**WRITTEN REQUEST:** It is required that all of the data be written out exactly.

─── DATA SUPPLIED

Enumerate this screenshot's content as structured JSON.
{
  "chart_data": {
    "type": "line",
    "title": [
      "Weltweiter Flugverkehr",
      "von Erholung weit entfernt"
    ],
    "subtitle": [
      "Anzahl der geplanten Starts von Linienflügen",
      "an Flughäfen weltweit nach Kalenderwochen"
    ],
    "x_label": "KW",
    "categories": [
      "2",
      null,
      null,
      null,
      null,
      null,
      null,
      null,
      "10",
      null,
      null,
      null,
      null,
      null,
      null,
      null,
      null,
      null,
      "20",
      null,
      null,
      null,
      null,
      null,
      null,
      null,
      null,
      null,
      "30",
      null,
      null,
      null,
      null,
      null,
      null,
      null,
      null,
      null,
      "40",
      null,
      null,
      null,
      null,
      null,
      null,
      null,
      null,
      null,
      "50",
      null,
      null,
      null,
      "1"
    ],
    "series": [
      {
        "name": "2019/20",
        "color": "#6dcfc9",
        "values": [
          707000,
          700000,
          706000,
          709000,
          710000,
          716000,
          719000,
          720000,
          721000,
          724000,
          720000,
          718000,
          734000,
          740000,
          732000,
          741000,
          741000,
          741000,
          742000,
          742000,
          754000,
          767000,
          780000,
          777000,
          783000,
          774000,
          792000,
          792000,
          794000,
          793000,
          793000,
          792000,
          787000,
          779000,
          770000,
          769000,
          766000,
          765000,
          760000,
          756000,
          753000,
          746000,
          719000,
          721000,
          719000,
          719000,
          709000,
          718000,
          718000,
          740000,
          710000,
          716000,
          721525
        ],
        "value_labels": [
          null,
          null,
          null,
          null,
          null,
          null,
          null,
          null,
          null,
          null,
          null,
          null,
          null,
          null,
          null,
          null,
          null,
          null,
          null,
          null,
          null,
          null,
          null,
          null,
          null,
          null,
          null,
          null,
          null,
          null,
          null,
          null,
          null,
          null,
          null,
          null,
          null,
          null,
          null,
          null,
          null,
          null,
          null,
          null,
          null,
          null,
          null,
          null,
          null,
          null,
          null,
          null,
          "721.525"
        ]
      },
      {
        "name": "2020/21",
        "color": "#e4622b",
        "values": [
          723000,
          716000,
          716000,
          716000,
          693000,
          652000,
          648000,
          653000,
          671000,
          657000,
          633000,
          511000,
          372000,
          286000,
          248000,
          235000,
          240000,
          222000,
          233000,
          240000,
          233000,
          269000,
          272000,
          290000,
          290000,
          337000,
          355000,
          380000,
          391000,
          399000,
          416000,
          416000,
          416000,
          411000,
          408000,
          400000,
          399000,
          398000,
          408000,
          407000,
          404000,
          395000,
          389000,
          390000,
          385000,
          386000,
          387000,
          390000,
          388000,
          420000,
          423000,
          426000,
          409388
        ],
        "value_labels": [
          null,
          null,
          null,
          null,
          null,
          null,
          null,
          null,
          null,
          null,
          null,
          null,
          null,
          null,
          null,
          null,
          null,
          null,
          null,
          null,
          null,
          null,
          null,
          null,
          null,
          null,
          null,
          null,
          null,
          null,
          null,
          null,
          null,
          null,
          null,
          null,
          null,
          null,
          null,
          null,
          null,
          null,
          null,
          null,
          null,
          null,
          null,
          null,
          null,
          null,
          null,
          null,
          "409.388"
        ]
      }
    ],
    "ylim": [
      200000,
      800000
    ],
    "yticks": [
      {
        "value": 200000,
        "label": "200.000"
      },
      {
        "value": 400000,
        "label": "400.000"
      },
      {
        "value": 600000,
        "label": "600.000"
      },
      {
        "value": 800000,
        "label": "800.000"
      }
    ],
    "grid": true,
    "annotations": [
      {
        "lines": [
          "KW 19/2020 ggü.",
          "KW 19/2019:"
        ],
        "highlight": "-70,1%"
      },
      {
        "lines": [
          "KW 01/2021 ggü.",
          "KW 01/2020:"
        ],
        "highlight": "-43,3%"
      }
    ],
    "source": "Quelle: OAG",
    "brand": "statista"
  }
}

──────

**RESULT OF THE EXERCISE:**
Enumerate this screenshot's content as structured JSON.
{
  "chart_data": {
    "type": "line",
    "title": [
      "Weltweiter Flugverkehr",
      "von Erholung weit entfernt"
    ],
    "subtitle": [
      "Anzahl der geplanten Starts von Linienflügen",
      "an Flughäfen weltweit nach Kalenderwochen"
    ],
    "x_label": "KW",
    "categories": [
      "2",
      null,
      null,
      null,
      null,
      null,
      null,
      null,
      "10",
      null,
      null,
      null,
      null,
      null,
      null,
      null,
      null,
      null,
      "20",
      null,
      null,
      null,
      null,
      null,
      null,
      null,
      null,
      null,
      "30",
      null,
      null,
      null,
      null,
      null,
      null,
      null,
      null,
      null,
      "40",
      null,
      null,
      null,
      null,
      null,
      null,
      null,
      null,
      null,
      "50",
      null,
      null,
      null,
      "1"
    ],
    "series": [
      {
        "name": "2019/20",
        "color": "#6dcfc9",
        "values": [
          707000,
          700000,
          706000,
          709000,
          710000,
          716000,
          719000,
          720000,
          721000,
          724000,
          720000,
          718000,
          734000,
          740000,
          732000,
          741000,
          741000,
          741000,
          742000,
          742000,
          754000,
          767000,
          780000,
          777000,
          783000,
          774000,
          792000,
          792000,
          794000,
          793000,
          793000,
          792000,
          787000,
          779000,
          770000,
          769000,
          766000,
          765000,
          760000,
          756000,
          753000,
          746000,
          719000,
          721000,
          719000,
          719000,
          709000,
          718000,
          718000,
          740000,
          710000,
          716000,
          721525
        ],
        "value_labels": [
          null,
          null,
          null,
          null,
          null,
          null,
          null,
          null,
          null,
          null,
          null,
          null,
          null,
          null,
          null,
          null,
          null,
          null,
          null,
          null,
          null,
          null,
          null,
          null,
          null,
          null,
          null,
          null,
          null,
          null,
          null,
          null,
          null,
          null,
          null,
          null,
          null,
          null,
          null,
          null,
          null,
          null,
          null,
          null,
          null,
          null,
          null,
          null,
          null,
          null,
          null,
          null,
          "721.525"
        ]
      },
      {
        "name": "2020/21",
        "color": "#e4622b",
        "values": [
          723000,
          716000,
          716000,
          716000,
          693000,
          652000,
          648000,
          653000,
          671000,
          657000,
          633000,
          511000,
          372000,
          286000,
          248000,
          235000,
          240000,
          222000,
          233000,
          240000,
          233000,
          269000,
          272000,
          290000,
          290000,
          337000,
          355000,
          380000,
          391000,
          399000,
          416000,
          416000,
          416000,
          411000,
          408000,
          400000,
          399000,
          398000,
          408000,
          407000,
          404000,
          395000,
          389000,
          390000,
          385000,
          386000,
          387000,
          390000,
          388000,
          420000,
          423000,
          426000,
          409388
        ],
        "value_labels": [
          null,
          null,
          null,
          null,
          null,
          null,
          null,
          null,
          null,
          null,
          null,
          null,
          null,
          null,
          null,
          null,
          null,
          null,
          null,
          null,
          null,
          null,
          null,
          null,
          null,
          null,
          null,
          null,
          null,
          null,
          null,
          null,
          null,
          null,
          null,
          null,
          null,
          null,
          null,
          null,
          null,
          null,
          null,
          null,
          null,
          null,
          null,
          null,
          null,
          null,
          null,
          null,
          "409.388"
        ]
      }
    ],
    "ylim": [
      200000,
      800000
    ],
    "yticks": [
      {
        "value": 200000,
        "label": "200.000"
      },
      {
        "value": 400000,
        "label": "400.000"
      },
      {
        "value": 600000,
        "label": "600.000"
      },
      {
        "value": 800000,
        "label": "800.000"
      }
    ],
    "grid": true,
    "annotations": [
      {
        "lines": [
          "KW 19/2020 ggü.",
          "KW 19/2019:"
        ],
        "highlight": "-70,1%"
      },
      {
        "lines": [
          "KW 01/2021 ggü.",
          "KW 01/2020:"
        ],
        "highlight": "-43,3%"
      }
    ],
    "source": "Quelle: OAG",
    "brand": "statista"
  }
}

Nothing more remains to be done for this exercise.